— REQUEST —
All lines in which the word "การงดหร" occurs are to be extracted.

— TASK MATERIAL —
════

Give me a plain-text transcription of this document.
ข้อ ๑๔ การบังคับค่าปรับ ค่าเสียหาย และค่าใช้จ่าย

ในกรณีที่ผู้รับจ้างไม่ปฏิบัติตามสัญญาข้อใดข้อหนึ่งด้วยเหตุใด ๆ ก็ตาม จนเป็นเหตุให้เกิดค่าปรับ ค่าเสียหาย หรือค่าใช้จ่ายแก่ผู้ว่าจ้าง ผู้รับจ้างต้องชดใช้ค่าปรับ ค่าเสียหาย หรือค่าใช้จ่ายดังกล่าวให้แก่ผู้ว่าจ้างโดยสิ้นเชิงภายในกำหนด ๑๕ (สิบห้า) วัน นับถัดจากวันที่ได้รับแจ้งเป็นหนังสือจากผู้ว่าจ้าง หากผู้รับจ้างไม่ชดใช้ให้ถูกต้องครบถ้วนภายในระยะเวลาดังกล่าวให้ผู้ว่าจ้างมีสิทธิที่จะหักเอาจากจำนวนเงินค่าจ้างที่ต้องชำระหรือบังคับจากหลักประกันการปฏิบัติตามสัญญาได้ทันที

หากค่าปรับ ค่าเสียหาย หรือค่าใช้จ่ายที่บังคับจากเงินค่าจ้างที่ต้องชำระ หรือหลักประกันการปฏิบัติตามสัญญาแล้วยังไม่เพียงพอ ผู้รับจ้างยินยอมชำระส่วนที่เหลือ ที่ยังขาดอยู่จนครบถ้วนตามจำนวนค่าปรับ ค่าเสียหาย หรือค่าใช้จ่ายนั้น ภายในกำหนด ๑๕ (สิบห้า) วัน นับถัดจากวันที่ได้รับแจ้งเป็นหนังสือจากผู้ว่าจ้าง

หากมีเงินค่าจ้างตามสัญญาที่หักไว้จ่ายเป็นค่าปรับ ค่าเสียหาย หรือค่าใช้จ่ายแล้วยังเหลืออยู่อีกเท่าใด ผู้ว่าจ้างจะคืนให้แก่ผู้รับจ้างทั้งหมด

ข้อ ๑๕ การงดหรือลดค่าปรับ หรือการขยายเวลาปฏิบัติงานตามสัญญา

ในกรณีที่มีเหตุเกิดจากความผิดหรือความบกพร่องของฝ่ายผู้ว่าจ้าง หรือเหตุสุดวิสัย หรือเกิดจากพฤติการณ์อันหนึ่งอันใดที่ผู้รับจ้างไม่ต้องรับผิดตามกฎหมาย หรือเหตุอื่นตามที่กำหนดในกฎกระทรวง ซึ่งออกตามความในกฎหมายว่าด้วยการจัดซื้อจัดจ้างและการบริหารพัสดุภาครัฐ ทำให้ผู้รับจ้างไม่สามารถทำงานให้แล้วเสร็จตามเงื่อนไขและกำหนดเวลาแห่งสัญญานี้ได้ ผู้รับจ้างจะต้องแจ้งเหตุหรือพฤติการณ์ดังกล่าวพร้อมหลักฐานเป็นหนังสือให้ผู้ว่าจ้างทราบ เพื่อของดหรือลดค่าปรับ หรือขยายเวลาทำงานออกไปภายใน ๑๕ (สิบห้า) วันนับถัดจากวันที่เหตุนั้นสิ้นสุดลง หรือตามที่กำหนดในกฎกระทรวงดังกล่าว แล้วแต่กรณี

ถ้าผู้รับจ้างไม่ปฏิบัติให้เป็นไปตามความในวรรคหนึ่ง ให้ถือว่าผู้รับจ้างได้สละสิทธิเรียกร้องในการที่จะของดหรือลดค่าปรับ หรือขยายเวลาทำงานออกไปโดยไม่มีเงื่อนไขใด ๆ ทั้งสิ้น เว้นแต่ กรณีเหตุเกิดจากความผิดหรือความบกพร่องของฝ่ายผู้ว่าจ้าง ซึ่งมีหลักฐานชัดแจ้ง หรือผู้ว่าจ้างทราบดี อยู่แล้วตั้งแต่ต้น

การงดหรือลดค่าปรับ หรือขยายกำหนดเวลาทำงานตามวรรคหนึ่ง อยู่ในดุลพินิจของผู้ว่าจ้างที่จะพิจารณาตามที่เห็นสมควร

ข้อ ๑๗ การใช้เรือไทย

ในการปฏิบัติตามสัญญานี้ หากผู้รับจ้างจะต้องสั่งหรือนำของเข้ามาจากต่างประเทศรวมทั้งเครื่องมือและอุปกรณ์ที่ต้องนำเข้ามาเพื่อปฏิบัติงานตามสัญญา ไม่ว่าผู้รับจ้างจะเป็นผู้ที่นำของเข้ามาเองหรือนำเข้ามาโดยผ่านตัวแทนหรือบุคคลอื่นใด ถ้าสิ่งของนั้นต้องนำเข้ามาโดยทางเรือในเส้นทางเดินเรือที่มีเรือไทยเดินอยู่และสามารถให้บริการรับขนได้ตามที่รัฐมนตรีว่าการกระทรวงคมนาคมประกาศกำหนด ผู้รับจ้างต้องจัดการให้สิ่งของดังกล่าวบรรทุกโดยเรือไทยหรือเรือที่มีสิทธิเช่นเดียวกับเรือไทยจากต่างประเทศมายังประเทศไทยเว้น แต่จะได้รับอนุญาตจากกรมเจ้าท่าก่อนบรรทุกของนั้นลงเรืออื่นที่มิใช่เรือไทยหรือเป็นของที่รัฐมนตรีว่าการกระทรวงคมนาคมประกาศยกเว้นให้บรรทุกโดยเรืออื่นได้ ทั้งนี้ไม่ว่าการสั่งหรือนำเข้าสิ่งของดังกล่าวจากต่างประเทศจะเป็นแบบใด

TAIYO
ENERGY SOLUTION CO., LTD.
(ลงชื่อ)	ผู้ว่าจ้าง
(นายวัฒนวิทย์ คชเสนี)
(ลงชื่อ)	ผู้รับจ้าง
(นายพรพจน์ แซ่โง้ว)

════

— COMPLETED EXERCISE —
ข้อ ๑๕ การงดหรือลดค่าปรับ หรือการขยายเวลาปฏิบัติงานตามสัญญา
การงดหรือลดค่าปรับ หรือขยายกำหนดเวลาทำงานตามวรรคหนึ่ง อยู่ในดุลพินิจของผู้ว่าจ้างที่จะพิจารณาตามที่เห็นสมควร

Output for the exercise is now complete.